> [Work required]: Which lines of the material below contain the word "from"? Extract each of them in full.

==========

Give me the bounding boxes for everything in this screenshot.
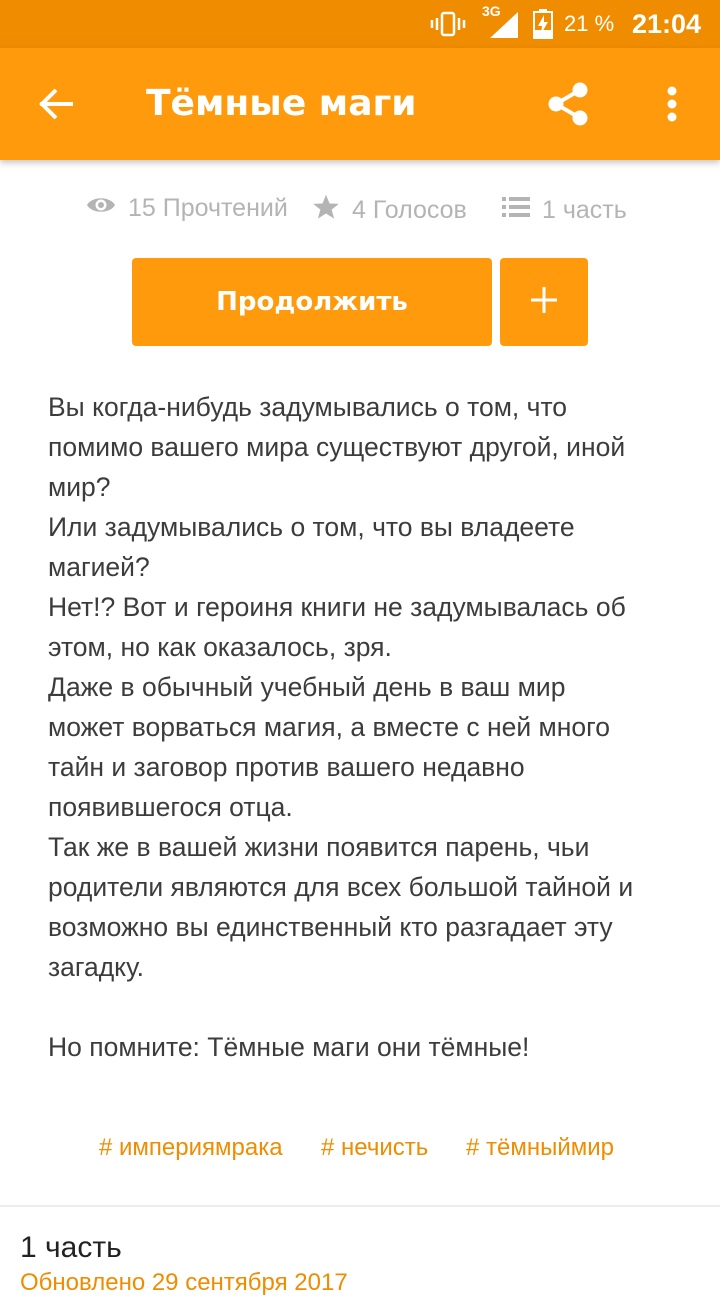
reads-count: 15 Прочтений xyxy=(128,193,288,222)
clock: 21:04 xyxy=(632,8,702,39)
battery-level: 21 % xyxy=(564,11,615,36)
app-bar: Тёмные маги xyxy=(0,48,720,160)
part-updated-date: Обновлено 29 сентября 2017 xyxy=(20,1269,348,1296)
story-description: Вы когда-нибудь задумывались о том, что … xyxy=(48,392,634,1062)
parts-stat: 1 часть xyxy=(502,190,627,230)
votes-count: 4 Голосов xyxy=(352,195,467,224)
votes-stat: 4 Голосов xyxy=(312,190,467,230)
vibrate-icon xyxy=(430,0,466,48)
parts-count: 1 часть xyxy=(542,195,627,224)
network-type: 3G xyxy=(482,3,501,19)
page-title: Тёмные маги xyxy=(146,83,417,124)
plus-icon xyxy=(530,286,558,319)
add-to-library-button[interactable] xyxy=(500,258,588,346)
reads-stat: 15 Прочтений xyxy=(86,188,288,228)
continue-reading-button[interactable]: Продолжить xyxy=(132,258,492,346)
back-arrow-icon[interactable] xyxy=(28,76,84,132)
part-title[interactable]: 1 часть xyxy=(20,1226,122,1270)
tag-link[interactable]: # тёмныймир xyxy=(466,1128,614,1168)
story-stats: 15 Прочтений 4 Голосов 1 часть xyxy=(0,190,720,230)
status-bar: 3G 21 % 21:04 xyxy=(0,0,720,48)
eye-icon xyxy=(86,194,128,223)
share-icon[interactable] xyxy=(540,76,596,132)
star-icon xyxy=(312,193,352,228)
tag-list: # империямрака # нечисть # тёмныймир xyxy=(0,1128,720,1168)
tag-link[interactable]: # нечисть xyxy=(321,1128,428,1168)
more-vert-icon[interactable] xyxy=(650,76,694,132)
list-icon xyxy=(502,195,542,226)
battery-charging-icon xyxy=(532,0,554,48)
tag-link[interactable]: # империямрака xyxy=(99,1128,283,1168)
divider xyxy=(0,1205,720,1207)
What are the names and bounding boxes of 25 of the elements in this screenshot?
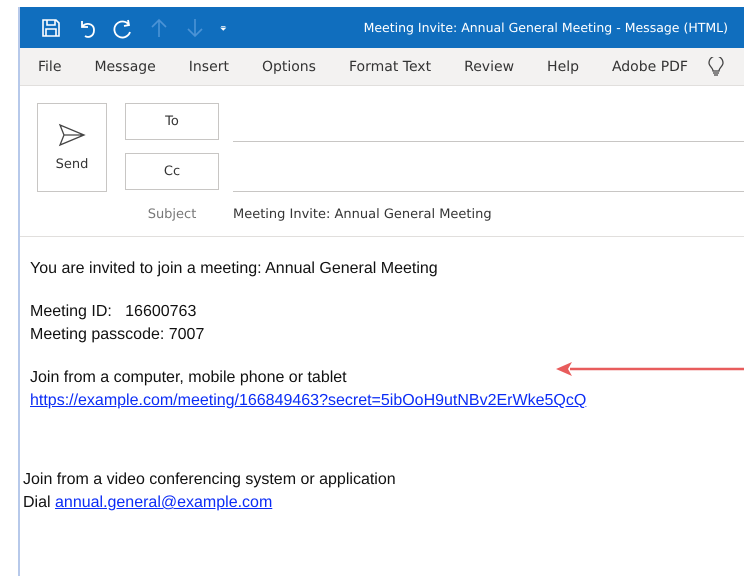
lightbulb-icon[interactable] [708, 56, 724, 76]
menu-tab[interactable]: Message [94, 58, 156, 74]
body-text: Meeting ID: 16600763 [30, 302, 196, 322]
subject-field[interactable]: Meeting Invite: Annual General Meeting [233, 207, 744, 222]
menu-tab[interactable]: Review [464, 58, 514, 74]
menu-tab[interactable]: Insert [188, 58, 229, 74]
body-text: Meeting passcode: 7007 [30, 325, 204, 345]
body-text: Dial [23, 494, 51, 511]
save-icon[interactable] [40, 16, 62, 38]
cc-button[interactable]: Cc [125, 153, 219, 190]
menu-tab[interactable]: File [38, 58, 62, 74]
to-button[interactable]: To [125, 103, 219, 140]
menu-tab[interactable]: Adobe PDF [612, 58, 688, 74]
body-text: You are invited to join a meeting: Annual General Meeting [30, 259, 438, 279]
subject-label: Subject [146, 207, 198, 222]
window-title: Meeting Invite: Annual General Meeting - Message (HTML) [364, 20, 728, 35]
body-text: Join from a video conferencing system or application [23, 470, 396, 490]
meeting-link[interactable]: https://example.com/meeting/166849463?secret=5ibOoH9utNBv2ErWke5QcQ [30, 392, 586, 409]
menu-tab[interactable]: Help [547, 58, 579, 74]
menu-tab[interactable]: Format Text [348, 58, 432, 74]
email-link[interactable]: annual.general@example.com [55, 494, 272, 511]
send-icon[interactable] [58, 123, 86, 147]
menu-tab[interactable]: Options [262, 58, 316, 74]
body-text: Join from a computer, mobile phone or tablet [30, 368, 347, 388]
send-button[interactable]: Send [37, 103, 107, 192]
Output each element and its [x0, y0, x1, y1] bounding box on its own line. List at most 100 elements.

==========

> [Final answer]:
body-text: Join from a video conferencing system or application [23, 470, 396, 490]
body-text: Join from a computer, mobile phone or tablet [30, 368, 347, 388]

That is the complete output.